### STATED EXERCISE
Copy each line of the data below with the word "grave".

### RECORDS SUPPLIED
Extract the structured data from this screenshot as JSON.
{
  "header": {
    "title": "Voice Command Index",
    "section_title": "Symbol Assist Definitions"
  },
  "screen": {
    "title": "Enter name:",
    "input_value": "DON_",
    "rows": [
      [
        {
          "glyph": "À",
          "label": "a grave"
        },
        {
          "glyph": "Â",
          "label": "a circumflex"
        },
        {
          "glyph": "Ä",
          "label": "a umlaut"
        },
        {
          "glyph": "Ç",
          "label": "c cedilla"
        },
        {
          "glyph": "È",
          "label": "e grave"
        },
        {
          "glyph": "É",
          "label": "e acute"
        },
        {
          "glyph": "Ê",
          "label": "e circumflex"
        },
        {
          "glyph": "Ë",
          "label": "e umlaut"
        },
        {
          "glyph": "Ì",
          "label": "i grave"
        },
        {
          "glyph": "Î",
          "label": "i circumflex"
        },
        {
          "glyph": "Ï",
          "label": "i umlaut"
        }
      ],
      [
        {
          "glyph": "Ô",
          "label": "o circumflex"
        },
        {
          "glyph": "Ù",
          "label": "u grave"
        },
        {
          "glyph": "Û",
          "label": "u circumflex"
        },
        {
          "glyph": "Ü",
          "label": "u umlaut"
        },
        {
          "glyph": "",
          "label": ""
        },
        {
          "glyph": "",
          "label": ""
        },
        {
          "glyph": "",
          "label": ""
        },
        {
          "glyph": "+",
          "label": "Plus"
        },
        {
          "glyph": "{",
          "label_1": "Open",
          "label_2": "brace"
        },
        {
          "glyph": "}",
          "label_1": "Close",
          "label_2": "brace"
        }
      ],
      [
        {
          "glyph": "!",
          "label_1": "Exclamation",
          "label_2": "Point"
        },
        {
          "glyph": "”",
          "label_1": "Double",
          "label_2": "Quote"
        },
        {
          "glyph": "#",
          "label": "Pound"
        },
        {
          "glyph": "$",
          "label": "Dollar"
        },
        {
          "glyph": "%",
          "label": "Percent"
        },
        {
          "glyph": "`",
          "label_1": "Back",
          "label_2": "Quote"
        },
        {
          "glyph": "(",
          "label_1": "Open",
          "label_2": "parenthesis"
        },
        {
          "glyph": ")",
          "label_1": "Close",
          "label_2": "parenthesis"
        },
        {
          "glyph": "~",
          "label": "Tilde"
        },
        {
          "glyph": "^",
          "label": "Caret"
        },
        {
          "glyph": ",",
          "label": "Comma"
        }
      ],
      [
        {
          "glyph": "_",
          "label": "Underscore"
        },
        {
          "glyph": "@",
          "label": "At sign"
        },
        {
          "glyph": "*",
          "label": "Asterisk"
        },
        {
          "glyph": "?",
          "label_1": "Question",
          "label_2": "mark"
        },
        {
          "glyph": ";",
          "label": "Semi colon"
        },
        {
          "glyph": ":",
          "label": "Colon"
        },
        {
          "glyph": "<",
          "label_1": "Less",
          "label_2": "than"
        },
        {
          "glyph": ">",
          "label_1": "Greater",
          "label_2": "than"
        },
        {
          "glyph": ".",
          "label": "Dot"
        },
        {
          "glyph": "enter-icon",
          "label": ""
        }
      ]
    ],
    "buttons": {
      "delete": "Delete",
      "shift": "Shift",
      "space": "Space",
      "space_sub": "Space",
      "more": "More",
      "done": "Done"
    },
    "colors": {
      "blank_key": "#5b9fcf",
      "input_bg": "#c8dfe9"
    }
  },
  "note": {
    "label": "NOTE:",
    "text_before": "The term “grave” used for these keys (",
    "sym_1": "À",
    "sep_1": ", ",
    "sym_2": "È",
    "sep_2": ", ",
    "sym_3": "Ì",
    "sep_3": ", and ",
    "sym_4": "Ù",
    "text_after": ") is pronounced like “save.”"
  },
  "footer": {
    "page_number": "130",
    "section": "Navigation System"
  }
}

### ANSWER
          "label": "a grave"
          "label": "e grave"
          "label": "i grave"
          "label": "u grave"
    "text_before": "The term “grave” used for these keys (",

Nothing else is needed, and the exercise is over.